Objective: Your task is to output the data exactly as it stands.

Stored records
+ + +
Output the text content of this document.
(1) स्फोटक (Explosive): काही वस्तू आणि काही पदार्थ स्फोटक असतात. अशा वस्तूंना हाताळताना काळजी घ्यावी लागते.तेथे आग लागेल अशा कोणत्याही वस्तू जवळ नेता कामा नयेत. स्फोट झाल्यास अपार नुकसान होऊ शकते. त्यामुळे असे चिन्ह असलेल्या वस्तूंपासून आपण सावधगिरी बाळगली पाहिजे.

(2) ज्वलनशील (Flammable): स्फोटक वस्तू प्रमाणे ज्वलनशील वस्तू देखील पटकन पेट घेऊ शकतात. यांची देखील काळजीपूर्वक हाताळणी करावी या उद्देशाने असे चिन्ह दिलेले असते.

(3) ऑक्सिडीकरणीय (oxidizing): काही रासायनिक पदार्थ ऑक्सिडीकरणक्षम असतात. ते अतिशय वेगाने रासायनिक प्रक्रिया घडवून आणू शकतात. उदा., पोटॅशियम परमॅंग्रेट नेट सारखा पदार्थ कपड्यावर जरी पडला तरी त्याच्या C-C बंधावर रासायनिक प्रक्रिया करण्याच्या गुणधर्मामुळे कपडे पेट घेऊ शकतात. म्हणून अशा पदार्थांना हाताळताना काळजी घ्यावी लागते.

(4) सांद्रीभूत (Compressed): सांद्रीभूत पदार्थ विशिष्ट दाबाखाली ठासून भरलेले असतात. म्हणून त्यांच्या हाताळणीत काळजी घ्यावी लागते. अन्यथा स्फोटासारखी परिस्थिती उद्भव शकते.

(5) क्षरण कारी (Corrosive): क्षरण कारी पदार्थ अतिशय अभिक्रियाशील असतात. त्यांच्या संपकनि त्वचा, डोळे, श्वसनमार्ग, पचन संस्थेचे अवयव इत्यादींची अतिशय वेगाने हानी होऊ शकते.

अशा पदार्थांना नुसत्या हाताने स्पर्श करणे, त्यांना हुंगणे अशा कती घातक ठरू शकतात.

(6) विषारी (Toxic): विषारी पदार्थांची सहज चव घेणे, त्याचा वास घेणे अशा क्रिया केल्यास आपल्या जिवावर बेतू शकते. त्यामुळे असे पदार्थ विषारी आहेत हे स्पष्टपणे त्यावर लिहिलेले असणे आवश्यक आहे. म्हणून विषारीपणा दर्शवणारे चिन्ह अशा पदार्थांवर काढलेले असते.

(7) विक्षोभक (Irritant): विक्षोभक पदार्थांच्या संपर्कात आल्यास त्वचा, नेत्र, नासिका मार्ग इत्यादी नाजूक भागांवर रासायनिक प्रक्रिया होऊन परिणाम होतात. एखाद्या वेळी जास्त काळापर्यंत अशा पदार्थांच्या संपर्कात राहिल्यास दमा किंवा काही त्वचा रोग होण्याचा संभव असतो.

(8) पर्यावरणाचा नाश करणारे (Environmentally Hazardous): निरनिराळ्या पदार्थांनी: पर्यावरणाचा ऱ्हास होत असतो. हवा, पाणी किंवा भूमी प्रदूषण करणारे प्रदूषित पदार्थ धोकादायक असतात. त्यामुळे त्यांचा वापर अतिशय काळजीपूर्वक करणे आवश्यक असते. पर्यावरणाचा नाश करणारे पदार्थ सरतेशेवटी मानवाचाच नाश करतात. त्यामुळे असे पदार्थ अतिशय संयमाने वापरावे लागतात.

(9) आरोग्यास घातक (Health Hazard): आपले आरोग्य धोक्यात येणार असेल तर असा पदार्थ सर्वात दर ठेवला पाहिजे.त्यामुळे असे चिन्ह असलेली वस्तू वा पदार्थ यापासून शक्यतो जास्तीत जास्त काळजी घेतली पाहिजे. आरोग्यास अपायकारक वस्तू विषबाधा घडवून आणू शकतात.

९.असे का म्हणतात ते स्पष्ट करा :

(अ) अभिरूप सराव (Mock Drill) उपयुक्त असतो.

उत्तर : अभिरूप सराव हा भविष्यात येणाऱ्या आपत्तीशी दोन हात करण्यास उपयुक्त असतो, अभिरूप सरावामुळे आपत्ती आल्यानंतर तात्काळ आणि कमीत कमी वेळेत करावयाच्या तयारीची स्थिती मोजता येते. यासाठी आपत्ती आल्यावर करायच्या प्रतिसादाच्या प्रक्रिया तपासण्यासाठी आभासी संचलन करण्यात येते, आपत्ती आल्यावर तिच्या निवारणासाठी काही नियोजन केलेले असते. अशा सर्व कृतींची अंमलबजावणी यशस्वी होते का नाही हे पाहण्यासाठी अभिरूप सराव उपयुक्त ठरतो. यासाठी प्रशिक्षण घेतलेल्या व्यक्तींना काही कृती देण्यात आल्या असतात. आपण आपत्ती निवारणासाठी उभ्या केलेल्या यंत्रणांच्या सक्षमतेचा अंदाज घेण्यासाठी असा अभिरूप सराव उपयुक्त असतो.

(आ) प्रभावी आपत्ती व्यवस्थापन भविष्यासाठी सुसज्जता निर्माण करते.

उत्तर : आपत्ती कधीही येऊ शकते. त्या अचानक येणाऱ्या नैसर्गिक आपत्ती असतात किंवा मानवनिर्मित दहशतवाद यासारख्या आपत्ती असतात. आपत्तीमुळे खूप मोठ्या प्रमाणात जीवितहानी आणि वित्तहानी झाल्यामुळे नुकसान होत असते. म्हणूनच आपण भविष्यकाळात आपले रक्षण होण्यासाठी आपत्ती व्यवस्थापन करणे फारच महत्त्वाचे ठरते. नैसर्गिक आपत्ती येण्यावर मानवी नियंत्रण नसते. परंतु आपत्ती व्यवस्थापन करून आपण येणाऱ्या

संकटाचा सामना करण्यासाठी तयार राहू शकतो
+ + +
Complete answer:
Output the text content of this document.
(1) स्फोटक (Explosive): काही वस्तू आणि काही पदार्थ स्फोटक असतात. अशा वस्तूंना हाताळताना काळजी घ्यावी लागते.तेथे आग लागेल अशा कोणत्याही वस्तू जवळ नेता कामा नयेत. स्फोट झाल्यास अपार नुकसान होऊ शकते. त्यामुळे असे चिन्ह असलेल्या वस्तूंपासून आपण सावधगिरी बाळगली पाहिजे.

(2) ज्वलनशील (Flammable): स्फोटक वस्तू प्रमाणे ज्वलनशील वस्तू देखील पटकन पेट घेऊ शकतात. यांची देखील काळजीपूर्वक हाताळणी करावी या उद्देशाने असे चिन्ह दिलेले असते.

(3) ऑक्सिडीकरणीय (oxidizing): काही रासायनिक पदार्थ ऑक्सिडीकरणक्षम असतात. ते अतिशय वेगाने रासायनिक प्रक्रिया घडवून आणू शकतात. उदा., पोटॅशियम परमॅंग्रेट नेट सारखा पदार्थ कपड्यावर जरी पडला तरी त्याच्या C-C बंधावर रासायनिक प्रक्रिया करण्याच्या गुणधर्मामुळे कपडे पेट घेऊ शकतात. म्हणून अशा पदार्थांना हाताळताना काळजी घ्यावी लागते.

(4) सांद्रीभूत (Compressed): सांद्रीभूत पदार्थ विशिष्ट दाबाखाली ठासून भरलेले असतात. म्हणून त्यांच्या हाताळणीत काळजी घ्यावी लागते. अन्यथा स्फोटासारखी परिस्थिती उद्भव शकते.

(5) क्षरण कारी (Corrosive): क्षरण कारी पदार्थ अतिशय अभिक्रियाशील असतात. त्यांच्या संपकनि त्वचा, डोळे, श्वसनमार्ग, पचन संस्थेचे अवयव इत्यादींची अतिशय वेगाने हानी होऊ शकते.

अशा पदार्थांना नुसत्या हाताने स्पर्श करणे, त्यांना हुंगणे अशा कती घातक ठरू शकतात.

(6) विषारी (Toxic): विषारी पदार्थांची सहज चव घेणे, त्याचा वास घेणे अशा क्रिया केल्यास आपल्या जिवावर बेतू शकते. त्यामुळे असे पदार्थ विषारी आहेत हे स्पष्टपणे त्यावर लिहिलेले असणे आवश्यक आहे. म्हणून विषारीपणा दर्शवणारे चिन्ह अशा पदार्थांवर काढलेले असते.

(7) विक्षोभक (Irritant): विक्षोभक पदार्थांच्या संपर्कात आल्यास त्वचा, नेत्र, नासिका मार्ग इत्यादी नाजूक भागांवर रासायनिक प्रक्रिया होऊन परिणाम होतात. एखाद्या वेळी जास्त काळापर्यंत अशा पदार्थांच्या संपर्कात राहिल्यास दमा किंवा काही त्वचा रोग होण्याचा संभव असतो.

(8) पर्यावरणाचा नाश करणारे (Environmentally Hazardous): निरनिराळ्या पदार्थांनी: पर्यावरणाचा ऱ्हास होत असतो. हवा, पाणी किंवा भूमी प्रदूषण करणारे प्रदूषित पदार्थ धोकादायक असतात. त्यामुळे त्यांचा वापर अतिशय काळजीपूर्वक करणे आवश्यक असते. पर्यावरणाचा नाश करणारे पदार्थ सरतेशेवटी मानवाचाच नाश करतात. त्यामुळे असे पदार्थ अतिशय संयमाने वापरावे लागतात.

(9) आरोग्यास घातक (Health Hazard): आपले आरोग्य धोक्यात येणार असेल तर असा पदार्थ सर्वात दर ठेवला पाहिजे.त्यामुळे असे चिन्ह असलेली वस्तू वा पदार्थ यापासून शक्यतो जास्तीत जास्त काळजी घेतली पाहिजे. आरोग्यास अपायकारक वस्तू विषबाधा घडवून आणू शकतात.

९.असे का म्हणतात ते स्पष्ट करा :

(अ) अभिरूप सराव (Mock Drill) उपयुक्त असतो.

उत्तर : अभिरूप सराव हा भविष्यात येणाऱ्या आपत्तीशी दोन हात करण्यास उपयुक्त असतो, अभिरूप सरावामुळे आपत्ती आल्यानंतर तात्काळ आणि कमीत कमी वेळेत करावयाच्या तयारीची स्थिती मोजता येते. यासाठी आपत्ती आल्यावर करायच्या प्रतिसादाच्या प्रक्रिया तपासण्यासाठी आभासी संचलन करण्यात येते, आपत्ती आल्यावर तिच्या निवारणासाठी काही नियोजन केलेले असते. अशा सर्व कृतींची अंमलबजावणी यशस्वी होते का नाही हे पाहण्यासाठी अभिरूप सराव उपयुक्त ठरतो. यासाठी प्रशिक्षण घेतलेल्या व्यक्तींना काही कृती देण्यात आल्या असतात. आपण आपत्ती निवारणासाठी उभ्या केलेल्या यंत्रणांच्या सक्षमतेचा अंदाज घेण्यासाठी असा अभिरूप सराव उपयुक्त असतो.

(आ) प्रभावी आपत्ती व्यवस्थापन भविष्यासाठी सुसज्जता निर्माण करते.

उत्तर : आपत्ती कधीही येऊ शकते. त्या अचानक येणाऱ्या नैसर्गिक आपत्ती असतात किंवा मानवनिर्मित दहशतवाद यासारख्या आपत्ती असतात. आपत्तीमुळे खूप मोठ्या प्रमाणात जीवितहानी आणि वित्तहानी झाल्यामुळे नुकसान होत असते. म्हणूनच आपण भविष्यकाळात आपले रक्षण होण्यासाठी आपत्ती व्यवस्थापन करणे फारच महत्त्वाचे ठरते. नैसर्गिक आपत्ती येण्यावर मानवी नियंत्रण नसते. परंतु आपत्ती व्यवस्थापन करून आपण येणाऱ्या

संकटाचा सामना करण्यासाठी तयार राहू शकतो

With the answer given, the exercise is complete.